## What you are asked to do
All lines featuring the string "Automation" are to be listed.

## Information given
(begin)

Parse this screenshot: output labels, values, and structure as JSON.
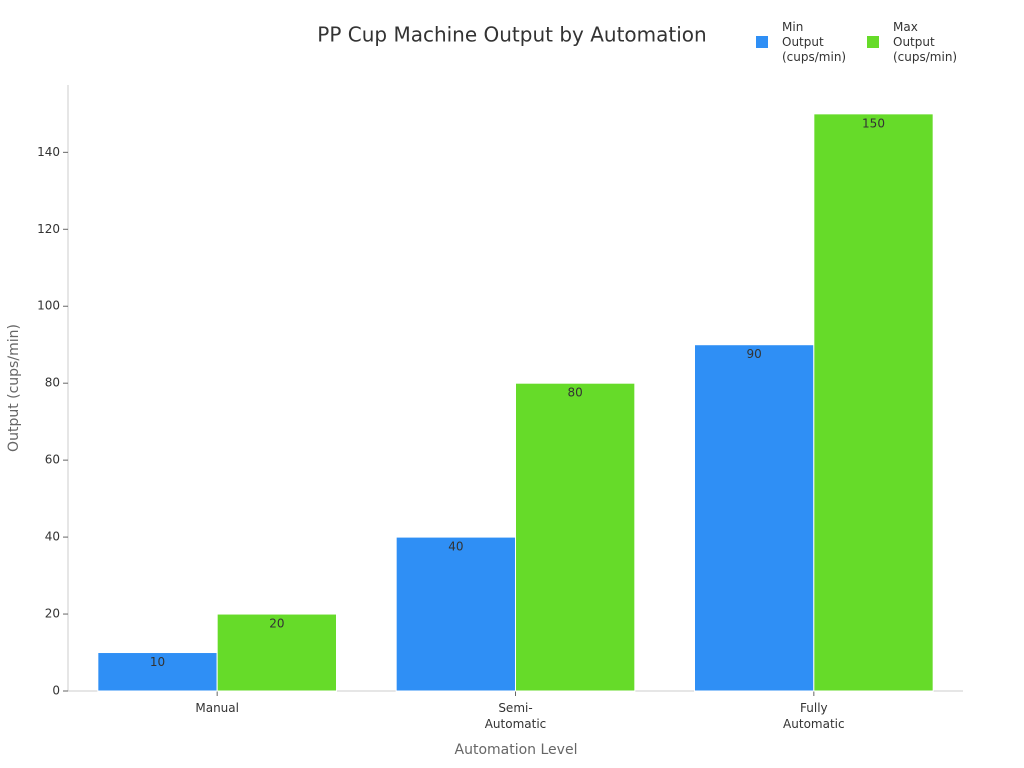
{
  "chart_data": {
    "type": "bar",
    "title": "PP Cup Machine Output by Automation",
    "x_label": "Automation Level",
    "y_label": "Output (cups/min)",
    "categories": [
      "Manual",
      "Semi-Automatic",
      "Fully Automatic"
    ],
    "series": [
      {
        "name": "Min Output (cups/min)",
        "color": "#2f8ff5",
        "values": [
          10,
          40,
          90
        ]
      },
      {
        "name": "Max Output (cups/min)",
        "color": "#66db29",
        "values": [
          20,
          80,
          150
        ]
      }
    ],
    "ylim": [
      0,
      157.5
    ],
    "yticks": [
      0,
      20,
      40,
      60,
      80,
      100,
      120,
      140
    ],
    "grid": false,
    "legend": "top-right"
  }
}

(end)
(begin)

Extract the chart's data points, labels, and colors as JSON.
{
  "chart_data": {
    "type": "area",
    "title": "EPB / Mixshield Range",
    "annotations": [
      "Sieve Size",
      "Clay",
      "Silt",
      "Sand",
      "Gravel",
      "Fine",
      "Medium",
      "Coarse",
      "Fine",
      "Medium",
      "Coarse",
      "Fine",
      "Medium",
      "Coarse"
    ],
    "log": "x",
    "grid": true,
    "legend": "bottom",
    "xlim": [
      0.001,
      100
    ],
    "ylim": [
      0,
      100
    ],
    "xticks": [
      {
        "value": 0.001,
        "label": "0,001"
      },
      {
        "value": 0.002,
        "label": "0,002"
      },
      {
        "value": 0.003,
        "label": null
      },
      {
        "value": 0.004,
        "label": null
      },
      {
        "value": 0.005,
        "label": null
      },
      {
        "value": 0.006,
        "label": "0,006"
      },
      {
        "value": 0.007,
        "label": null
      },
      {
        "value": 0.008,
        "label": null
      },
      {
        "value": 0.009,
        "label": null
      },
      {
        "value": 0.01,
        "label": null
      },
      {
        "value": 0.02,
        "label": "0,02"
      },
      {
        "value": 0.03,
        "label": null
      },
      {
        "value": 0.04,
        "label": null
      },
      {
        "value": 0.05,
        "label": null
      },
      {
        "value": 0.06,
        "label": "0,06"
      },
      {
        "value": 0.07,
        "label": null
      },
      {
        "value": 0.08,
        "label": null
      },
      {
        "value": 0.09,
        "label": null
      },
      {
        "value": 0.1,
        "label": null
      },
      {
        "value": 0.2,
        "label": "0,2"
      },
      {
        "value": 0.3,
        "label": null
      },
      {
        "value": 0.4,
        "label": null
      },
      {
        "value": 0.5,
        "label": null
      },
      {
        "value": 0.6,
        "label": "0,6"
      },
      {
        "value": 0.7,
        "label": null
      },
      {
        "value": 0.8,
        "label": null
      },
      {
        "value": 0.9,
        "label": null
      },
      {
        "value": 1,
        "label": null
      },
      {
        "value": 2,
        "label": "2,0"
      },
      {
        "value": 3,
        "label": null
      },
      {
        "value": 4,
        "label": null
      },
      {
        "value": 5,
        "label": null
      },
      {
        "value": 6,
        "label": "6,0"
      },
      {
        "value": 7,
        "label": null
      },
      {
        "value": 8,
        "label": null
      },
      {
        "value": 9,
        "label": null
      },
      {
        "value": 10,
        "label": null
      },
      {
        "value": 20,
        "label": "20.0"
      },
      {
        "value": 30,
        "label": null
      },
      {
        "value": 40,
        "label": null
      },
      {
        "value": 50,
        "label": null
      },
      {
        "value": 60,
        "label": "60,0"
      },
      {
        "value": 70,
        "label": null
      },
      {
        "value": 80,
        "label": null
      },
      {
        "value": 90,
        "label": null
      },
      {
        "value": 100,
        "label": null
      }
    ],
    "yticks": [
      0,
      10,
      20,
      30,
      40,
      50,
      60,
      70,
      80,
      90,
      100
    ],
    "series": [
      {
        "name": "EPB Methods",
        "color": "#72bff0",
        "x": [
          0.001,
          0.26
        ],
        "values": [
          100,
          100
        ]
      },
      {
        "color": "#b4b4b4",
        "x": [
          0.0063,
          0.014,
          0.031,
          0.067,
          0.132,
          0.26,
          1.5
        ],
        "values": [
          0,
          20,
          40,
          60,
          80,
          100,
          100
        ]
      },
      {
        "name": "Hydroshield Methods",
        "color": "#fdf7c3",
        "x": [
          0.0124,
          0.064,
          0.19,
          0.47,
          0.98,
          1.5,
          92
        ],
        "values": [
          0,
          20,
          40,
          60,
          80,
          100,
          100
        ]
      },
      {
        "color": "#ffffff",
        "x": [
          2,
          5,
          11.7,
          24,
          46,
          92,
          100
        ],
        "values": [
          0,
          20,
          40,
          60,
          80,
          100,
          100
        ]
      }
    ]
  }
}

(end)
(begin)

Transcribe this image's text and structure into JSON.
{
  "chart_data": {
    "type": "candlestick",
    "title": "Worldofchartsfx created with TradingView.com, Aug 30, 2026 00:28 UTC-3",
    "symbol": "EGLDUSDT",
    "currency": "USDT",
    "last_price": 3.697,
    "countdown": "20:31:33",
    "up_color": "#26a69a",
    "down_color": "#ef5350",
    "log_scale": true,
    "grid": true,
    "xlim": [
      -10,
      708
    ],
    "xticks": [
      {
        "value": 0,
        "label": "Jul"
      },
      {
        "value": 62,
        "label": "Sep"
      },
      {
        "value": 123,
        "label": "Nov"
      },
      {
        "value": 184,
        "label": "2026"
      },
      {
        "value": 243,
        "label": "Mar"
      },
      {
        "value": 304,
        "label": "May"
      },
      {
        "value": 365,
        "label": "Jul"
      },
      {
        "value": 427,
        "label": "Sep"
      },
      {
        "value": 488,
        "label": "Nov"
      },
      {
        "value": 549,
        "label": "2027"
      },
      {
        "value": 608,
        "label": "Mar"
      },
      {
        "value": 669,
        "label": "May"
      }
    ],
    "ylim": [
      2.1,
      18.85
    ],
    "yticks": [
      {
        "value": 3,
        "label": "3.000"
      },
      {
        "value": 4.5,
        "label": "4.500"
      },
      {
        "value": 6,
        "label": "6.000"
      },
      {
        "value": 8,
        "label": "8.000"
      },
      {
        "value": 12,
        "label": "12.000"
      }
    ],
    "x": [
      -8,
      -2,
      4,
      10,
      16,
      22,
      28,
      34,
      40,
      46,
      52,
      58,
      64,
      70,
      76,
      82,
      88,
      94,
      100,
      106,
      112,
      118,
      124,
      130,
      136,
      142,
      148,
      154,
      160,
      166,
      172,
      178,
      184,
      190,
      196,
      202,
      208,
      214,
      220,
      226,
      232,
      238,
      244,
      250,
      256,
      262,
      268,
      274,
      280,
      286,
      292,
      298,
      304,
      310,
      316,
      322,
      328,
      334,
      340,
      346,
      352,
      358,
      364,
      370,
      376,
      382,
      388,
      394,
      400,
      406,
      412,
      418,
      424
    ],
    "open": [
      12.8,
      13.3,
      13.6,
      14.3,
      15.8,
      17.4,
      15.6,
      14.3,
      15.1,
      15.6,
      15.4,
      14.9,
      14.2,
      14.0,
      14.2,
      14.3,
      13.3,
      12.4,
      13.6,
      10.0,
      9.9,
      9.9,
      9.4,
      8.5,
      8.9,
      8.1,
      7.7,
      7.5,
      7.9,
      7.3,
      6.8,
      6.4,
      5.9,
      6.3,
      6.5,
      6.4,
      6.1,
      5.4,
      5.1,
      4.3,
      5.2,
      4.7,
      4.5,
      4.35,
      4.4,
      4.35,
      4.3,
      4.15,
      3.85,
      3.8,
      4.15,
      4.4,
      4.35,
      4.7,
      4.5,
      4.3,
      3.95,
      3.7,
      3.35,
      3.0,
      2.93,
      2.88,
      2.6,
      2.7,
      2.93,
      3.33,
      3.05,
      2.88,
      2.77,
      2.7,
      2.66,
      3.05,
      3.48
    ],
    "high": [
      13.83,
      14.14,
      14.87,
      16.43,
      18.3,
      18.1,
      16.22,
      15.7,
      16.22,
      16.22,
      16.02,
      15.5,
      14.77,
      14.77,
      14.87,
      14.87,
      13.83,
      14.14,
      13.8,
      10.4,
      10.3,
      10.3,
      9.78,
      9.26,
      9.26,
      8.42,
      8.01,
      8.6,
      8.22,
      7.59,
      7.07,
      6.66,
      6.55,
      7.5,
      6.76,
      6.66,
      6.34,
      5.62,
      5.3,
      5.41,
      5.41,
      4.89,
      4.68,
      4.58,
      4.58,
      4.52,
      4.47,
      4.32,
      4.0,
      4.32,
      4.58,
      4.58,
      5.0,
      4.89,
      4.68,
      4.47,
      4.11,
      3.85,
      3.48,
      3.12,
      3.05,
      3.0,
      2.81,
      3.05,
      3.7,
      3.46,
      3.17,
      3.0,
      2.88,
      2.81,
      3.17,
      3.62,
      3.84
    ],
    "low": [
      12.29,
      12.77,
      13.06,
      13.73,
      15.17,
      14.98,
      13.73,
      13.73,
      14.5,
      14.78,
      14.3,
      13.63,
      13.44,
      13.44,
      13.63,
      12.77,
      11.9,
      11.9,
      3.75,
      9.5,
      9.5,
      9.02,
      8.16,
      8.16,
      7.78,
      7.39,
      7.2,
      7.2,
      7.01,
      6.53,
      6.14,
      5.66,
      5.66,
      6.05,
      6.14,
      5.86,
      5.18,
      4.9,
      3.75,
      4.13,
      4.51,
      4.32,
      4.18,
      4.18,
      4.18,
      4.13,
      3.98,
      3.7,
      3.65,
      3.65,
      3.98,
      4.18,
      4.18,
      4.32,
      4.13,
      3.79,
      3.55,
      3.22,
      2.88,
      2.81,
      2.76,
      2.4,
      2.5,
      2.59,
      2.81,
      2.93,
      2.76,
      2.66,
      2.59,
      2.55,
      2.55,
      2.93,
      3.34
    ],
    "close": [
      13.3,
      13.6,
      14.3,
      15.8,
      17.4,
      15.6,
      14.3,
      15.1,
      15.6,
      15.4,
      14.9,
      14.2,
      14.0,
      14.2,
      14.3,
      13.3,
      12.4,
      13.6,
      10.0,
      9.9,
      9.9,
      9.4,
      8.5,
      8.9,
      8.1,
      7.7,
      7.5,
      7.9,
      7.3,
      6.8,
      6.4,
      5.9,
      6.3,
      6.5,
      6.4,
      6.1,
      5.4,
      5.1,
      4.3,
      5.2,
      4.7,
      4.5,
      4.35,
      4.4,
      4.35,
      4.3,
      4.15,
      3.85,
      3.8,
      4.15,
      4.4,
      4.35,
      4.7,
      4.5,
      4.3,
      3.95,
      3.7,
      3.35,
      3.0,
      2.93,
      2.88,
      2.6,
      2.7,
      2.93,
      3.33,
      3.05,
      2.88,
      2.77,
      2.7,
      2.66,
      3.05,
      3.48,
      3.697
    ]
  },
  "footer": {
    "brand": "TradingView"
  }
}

(end)

## Result for this task
    "title": "PP Cup Machine Output by Automation",
    "x_label": "Automation Level",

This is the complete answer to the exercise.